RECORDS FOR THE EXERCISE
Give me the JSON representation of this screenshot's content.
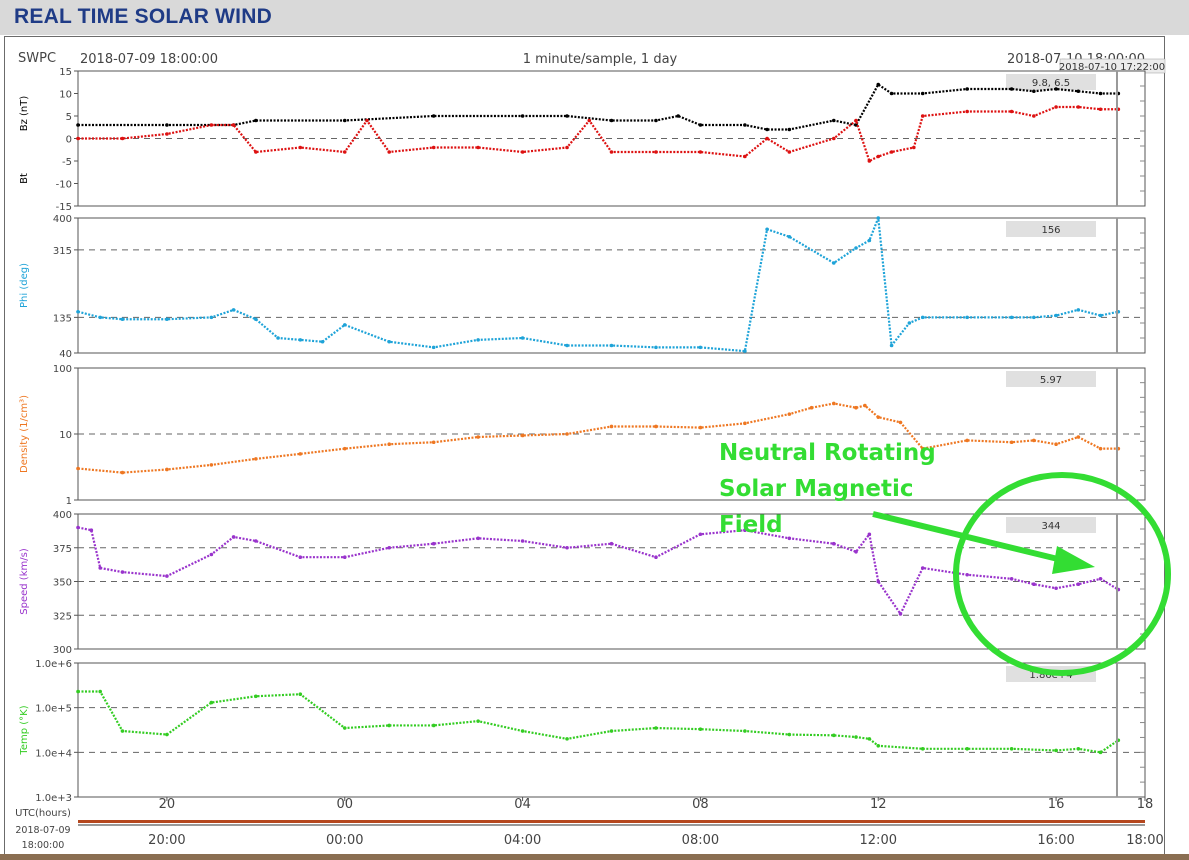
{
  "app": {
    "title": "REAL TIME SOLAR WIND"
  },
  "header": {
    "source": "SWPC",
    "start_time": "2018-07-09 18:00:00",
    "center_label": "1 minute/sample, 1 day",
    "end_time": "2018-07-10 18:00:00",
    "cursor_time": "2018-07-10 17:22:00"
  },
  "annotation": {
    "lines": [
      "Neutral Rotating",
      "Solar Magnetic",
      "Field"
    ],
    "color": "#33dd33"
  },
  "chart_data": [
    {
      "type": "scatter",
      "panel": "bz_bt",
      "ylabel": "Bz (nT)",
      "ylabel2": "Bt",
      "ylim": [
        -15,
        15
      ],
      "yticks": [
        "15",
        "10",
        "5",
        "0",
        "-5",
        "-10",
        "-15"
      ],
      "ytick_values": [
        15,
        10,
        5,
        0,
        -5,
        -10,
        -15
      ],
      "readout": "9.8, 6.5",
      "series": [
        {
          "color": "#000000",
          "x": [
            0,
            2,
            3.5,
            4,
            6,
            8,
            10,
            11,
            12,
            13,
            13.5,
            14,
            15,
            15.5,
            16,
            17,
            17.5,
            18,
            18.3,
            19,
            20,
            21,
            21.5,
            22,
            22.5,
            23,
            23.4
          ],
          "y": [
            3,
            3,
            3,
            4,
            4,
            5,
            5,
            5,
            4,
            4,
            5,
            3,
            3,
            2,
            2,
            4,
            3,
            12,
            10,
            10,
            11,
            11,
            10.5,
            11,
            10.5,
            10,
            10
          ]
        },
        {
          "color": "#dd1111",
          "x": [
            0,
            1,
            2,
            3,
            3.5,
            4,
            5,
            6,
            6.5,
            7,
            8,
            9,
            10,
            11,
            11.5,
            12,
            13,
            14,
            15,
            15.5,
            16,
            17,
            17.5,
            17.8,
            18,
            18.3,
            18.8,
            19,
            20,
            21,
            21.5,
            22,
            22.5,
            23,
            23.4
          ],
          "y": [
            0,
            0,
            1,
            3,
            3,
            -3,
            -2,
            -3,
            4,
            -3,
            -2,
            -2,
            -3,
            -2,
            4,
            -3,
            -3,
            -3,
            -4,
            0,
            -3,
            0,
            4,
            -5,
            -4,
            -3,
            -2,
            5,
            6,
            6,
            5,
            7,
            7,
            6.5,
            6.5
          ]
        }
      ]
    },
    {
      "type": "scatter",
      "panel": "phi",
      "ylabel": "Phi (deg)",
      "ylim": [
        40,
        400
      ],
      "yticks": [
        "400",
        "315",
        "135",
        "40"
      ],
      "ytick_values": [
        400,
        315,
        135,
        40
      ],
      "readout": "156",
      "series": [
        {
          "color": "#1ea3d8",
          "x": [
            0,
            0.5,
            1,
            2,
            3,
            3.5,
            4,
            4.5,
            5,
            5.5,
            6,
            7,
            8,
            9,
            10,
            11,
            12,
            13,
            14,
            15,
            15.5,
            16,
            17,
            17.5,
            17.8,
            18,
            18.3,
            18.7,
            19,
            20,
            21,
            21.5,
            22,
            22.5,
            23,
            23.4
          ],
          "y": [
            150,
            135,
            130,
            130,
            135,
            155,
            130,
            80,
            75,
            70,
            115,
            70,
            55,
            75,
            80,
            60,
            60,
            55,
            55,
            45,
            370,
            350,
            280,
            320,
            340,
            400,
            60,
            120,
            135,
            135,
            135,
            135,
            140,
            155,
            140,
            150
          ]
        }
      ]
    },
    {
      "type": "scatter",
      "panel": "density",
      "ylabel": "Density (1/cm³)",
      "yscale": "log",
      "ylim": [
        1,
        100
      ],
      "yticks": [
        "100",
        "10",
        "1"
      ],
      "ytick_values": [
        100,
        10,
        1
      ],
      "readout": "5.97",
      "series": [
        {
          "color": "#ee7722",
          "x": [
            0,
            1,
            2,
            3,
            4,
            5,
            6,
            7,
            8,
            9,
            10,
            11,
            12,
            13,
            14,
            15,
            16,
            16.5,
            17,
            17.5,
            17.7,
            18,
            18.5,
            19,
            20,
            21,
            21.5,
            22,
            22.5,
            23,
            23.4
          ],
          "y": [
            3,
            2.6,
            2.9,
            3.4,
            4.2,
            5,
            6,
            7,
            7.5,
            9,
            9.5,
            10,
            13,
            13,
            12.5,
            14.5,
            20,
            25,
            29,
            25,
            27,
            18,
            15,
            6,
            8,
            7.5,
            8,
            7,
            9,
            6,
            6
          ]
        }
      ]
    },
    {
      "type": "scatter",
      "panel": "speed",
      "ylabel": "Speed (km/s)",
      "ylim": [
        300,
        400
      ],
      "yticks": [
        "400",
        "375",
        "350",
        "325",
        "300"
      ],
      "ytick_values": [
        400,
        375,
        350,
        325,
        300
      ],
      "readout": "344",
      "series": [
        {
          "color": "#9933cc",
          "x": [
            0,
            0.3,
            0.5,
            1,
            2,
            3,
            3.5,
            4,
            5,
            6,
            7,
            8,
            9,
            10,
            11,
            12,
            13,
            14,
            15,
            16,
            17,
            17.5,
            17.8,
            18,
            18.5,
            19,
            20,
            21,
            21.5,
            22,
            22.5,
            23,
            23.4
          ],
          "y": [
            390,
            388,
            360,
            357,
            354,
            370,
            383,
            380,
            368,
            368,
            375,
            378,
            382,
            380,
            375,
            378,
            368,
            385,
            388,
            382,
            378,
            372,
            385,
            350,
            326,
            360,
            355,
            352,
            348,
            345,
            348,
            352,
            344
          ]
        }
      ]
    },
    {
      "type": "scatter",
      "panel": "temp",
      "ylabel": "Temp (°K)",
      "yscale": "log",
      "ylim": [
        1000,
        1000000
      ],
      "yticks": [
        "1.0e+6",
        "1.0e+5",
        "1.0e+4",
        "1.0e+3"
      ],
      "ytick_values": [
        1000000,
        100000,
        10000,
        1000
      ],
      "readout": "1.86e+4",
      "series": [
        {
          "color": "#33cc22",
          "x": [
            0,
            0.5,
            1,
            2,
            3,
            4,
            5,
            6,
            7,
            8,
            9,
            10,
            11,
            12,
            13,
            14,
            15,
            16,
            17,
            17.5,
            17.8,
            18,
            19,
            20,
            21,
            22,
            22.5,
            23,
            23.4
          ],
          "y": [
            230000,
            230000,
            30000,
            25000,
            130000,
            180000,
            200000,
            35000,
            40000,
            40000,
            50000,
            30000,
            20000,
            30000,
            35000,
            33000,
            30000,
            25000,
            24000,
            22000,
            20000,
            14000,
            12000,
            12000,
            12000,
            11000,
            12000,
            10000,
            18600
          ]
        }
      ]
    },
    {
      "type": "line",
      "panel": "time_axis",
      "x_tick_labels_top": [
        "20",
        "00",
        "04",
        "08",
        "12",
        "16",
        "18"
      ],
      "x_tick_labels_bottom": [
        "20:00",
        "00:00",
        "04:00",
        "08:00",
        "12:00",
        "16:00",
        "18:00"
      ],
      "x_tick_values": [
        2,
        6,
        10,
        14,
        18,
        22,
        24
      ],
      "xlabel": "UTC(hours)",
      "start_label_date": "2018-07-09",
      "start_label_time": "18:00:00",
      "xlim": [
        0,
        24
      ],
      "cursor_x": 23.37
    }
  ]
}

PROBLEM DESCRIPTION
Reproduce each line exactly, please, except for any pictures.

RESPONSE
Give me the JSON representation of this screenshot's content.
{
  "app": {
    "title": "REAL TIME SOLAR WIND"
  },
  "header": {
    "source": "SWPC",
    "start_time": "2018-07-09 18:00:00",
    "center_label": "1 minute/sample, 1 day",
    "end_time": "2018-07-10 18:00:00",
    "cursor_time": "2018-07-10 17:22:00"
  },
  "annotation": {
    "lines": [
      "Neutral Rotating",
      "Solar Magnetic",
      "Field"
    ],
    "color": "#33dd33"
  },
  "chart_data": [
    {
      "type": "scatter",
      "panel": "bz_bt",
      "ylabel": "Bz (nT)",
      "ylabel2": "Bt",
      "ylim": [
        -15,
        15
      ],
      "yticks": [
        "15",
        "10",
        "5",
        "0",
        "-5",
        "-10",
        "-15"
      ],
      "ytick_values": [
        15,
        10,
        5,
        0,
        -5,
        -10,
        -15
      ],
      "readout": "9.8, 6.5",
      "series": [
        {
          "color": "#000000",
          "x": [
            0,
            2,
            3.5,
            4,
            6,
            8,
            10,
            11,
            12,
            13,
            13.5,
            14,
            15,
            15.5,
            16,
            17,
            17.5,
            18,
            18.3,
            19,
            20,
            21,
            21.5,
            22,
            22.5,
            23,
            23.4
          ],
          "y": [
            3,
            3,
            3,
            4,
            4,
            5,
            5,
            5,
            4,
            4,
            5,
            3,
            3,
            2,
            2,
            4,
            3,
            12,
            10,
            10,
            11,
            11,
            10.5,
            11,
            10.5,
            10,
            10
          ]
        },
        {
          "color": "#dd1111",
          "x": [
            0,
            1,
            2,
            3,
            3.5,
            4,
            5,
            6,
            6.5,
            7,
            8,
            9,
            10,
            11,
            11.5,
            12,
            13,
            14,
            15,
            15.5,
            16,
            17,
            17.5,
            17.8,
            18,
            18.3,
            18.8,
            19,
            20,
            21,
            21.5,
            22,
            22.5,
            23,
            23.4
          ],
          "y": [
            0,
            0,
            1,
            3,
            3,
            -3,
            -2,
            -3,
            4,
            -3,
            -2,
            -2,
            -3,
            -2,
            4,
            -3,
            -3,
            -3,
            -4,
            0,
            -3,
            0,
            4,
            -5,
            -4,
            -3,
            -2,
            5,
            6,
            6,
            5,
            7,
            7,
            6.5,
            6.5
          ]
        }
      ]
    },
    {
      "type": "scatter",
      "panel": "phi",
      "ylabel": "Phi (deg)",
      "ylim": [
        40,
        400
      ],
      "yticks": [
        "400",
        "315",
        "135",
        "40"
      ],
      "ytick_values": [
        400,
        315,
        135,
        40
      ],
      "readout": "156",
      "series": [
        {
          "color": "#1ea3d8",
          "x": [
            0,
            0.5,
            1,
            2,
            3,
            3.5,
            4,
            4.5,
            5,
            5.5,
            6,
            7,
            8,
            9,
            10,
            11,
            12,
            13,
            14,
            15,
            15.5,
            16,
            17,
            17.5,
            17.8,
            18,
            18.3,
            18.7,
            19,
            20,
            21,
            21.5,
            22,
            22.5,
            23,
            23.4
          ],
          "y": [
            150,
            135,
            130,
            130,
            135,
            155,
            130,
            80,
            75,
            70,
            115,
            70,
            55,
            75,
            80,
            60,
            60,
            55,
            55,
            45,
            370,
            350,
            280,
            320,
            340,
            400,
            60,
            120,
            135,
            135,
            135,
            135,
            140,
            155,
            140,
            150
          ]
        }
      ]
    },
    {
      "type": "scatter",
      "panel": "density",
      "ylabel": "Density (1/cm³)",
      "yscale": "log",
      "ylim": [
        1,
        100
      ],
      "yticks": [
        "100",
        "10",
        "1"
      ],
      "ytick_values": [
        100,
        10,
        1
      ],
      "readout": "5.97",
      "series": [
        {
          "color": "#ee7722",
          "x": [
            0,
            1,
            2,
            3,
            4,
            5,
            6,
            7,
            8,
            9,
            10,
            11,
            12,
            13,
            14,
            15,
            16,
            16.5,
            17,
            17.5,
            17.7,
            18,
            18.5,
            19,
            20,
            21,
            21.5,
            22,
            22.5,
            23,
            23.4
          ],
          "y": [
            3,
            2.6,
            2.9,
            3.4,
            4.2,
            5,
            6,
            7,
            7.5,
            9,
            9.5,
            10,
            13,
            13,
            12.5,
            14.5,
            20,
            25,
            29,
            25,
            27,
            18,
            15,
            6,
            8,
            7.5,
            8,
            7,
            9,
            6,
            6
          ]
        }
      ]
    },
    {
      "type": "scatter",
      "panel": "speed",
      "ylabel": "Speed (km/s)",
      "ylim": [
        300,
        400
      ],
      "yticks": [
        "400",
        "375",
        "350",
        "325",
        "300"
      ],
      "ytick_values": [
        400,
        375,
        350,
        325,
        300
      ],
      "readout": "344",
      "series": [
        {
          "color": "#9933cc",
          "x": [
            0,
            0.3,
            0.5,
            1,
            2,
            3,
            3.5,
            4,
            5,
            6,
            7,
            8,
            9,
            10,
            11,
            12,
            13,
            14,
            15,
            16,
            17,
            17.5,
            17.8,
            18,
            18.5,
            19,
            20,
            21,
            21.5,
            22,
            22.5,
            23,
            23.4
          ],
          "y": [
            390,
            388,
            360,
            357,
            354,
            370,
            383,
            380,
            368,
            368,
            375,
            378,
            382,
            380,
            375,
            378,
            368,
            385,
            388,
            382,
            378,
            372,
            385,
            350,
            326,
            360,
            355,
            352,
            348,
            345,
            348,
            352,
            344
          ]
        }
      ]
    },
    {
      "type": "scatter",
      "panel": "temp",
      "ylabel": "Temp (°K)",
      "yscale": "log",
      "ylim": [
        1000,
        1000000
      ],
      "yticks": [
        "1.0e+6",
        "1.0e+5",
        "1.0e+4",
        "1.0e+3"
      ],
      "ytick_values": [
        1000000,
        100000,
        10000,
        1000
      ],
      "readout": "1.86e+4",
      "series": [
        {
          "color": "#33cc22",
          "x": [
            0,
            0.5,
            1,
            2,
            3,
            4,
            5,
            6,
            7,
            8,
            9,
            10,
            11,
            12,
            13,
            14,
            15,
            16,
            17,
            17.5,
            17.8,
            18,
            19,
            20,
            21,
            22,
            22.5,
            23,
            23.4
          ],
          "y": [
            230000,
            230000,
            30000,
            25000,
            130000,
            180000,
            200000,
            35000,
            40000,
            40000,
            50000,
            30000,
            20000,
            30000,
            35000,
            33000,
            30000,
            25000,
            24000,
            22000,
            20000,
            14000,
            12000,
            12000,
            12000,
            11000,
            12000,
            10000,
            18600
          ]
        }
      ]
    },
    {
      "type": "line",
      "panel": "time_axis",
      "x_tick_labels_top": [
        "20",
        "00",
        "04",
        "08",
        "12",
        "16",
        "18"
      ],
      "x_tick_labels_bottom": [
        "20:00",
        "00:00",
        "04:00",
        "08:00",
        "12:00",
        "16:00",
        "18:00"
      ],
      "x_tick_values": [
        2,
        6,
        10,
        14,
        18,
        22,
        24
      ],
      "xlabel": "UTC(hours)",
      "start_label_date": "2018-07-09",
      "start_label_time": "18:00:00",
      "xlim": [
        0,
        24
      ],
      "cursor_x": 23.37
    }
  ]
}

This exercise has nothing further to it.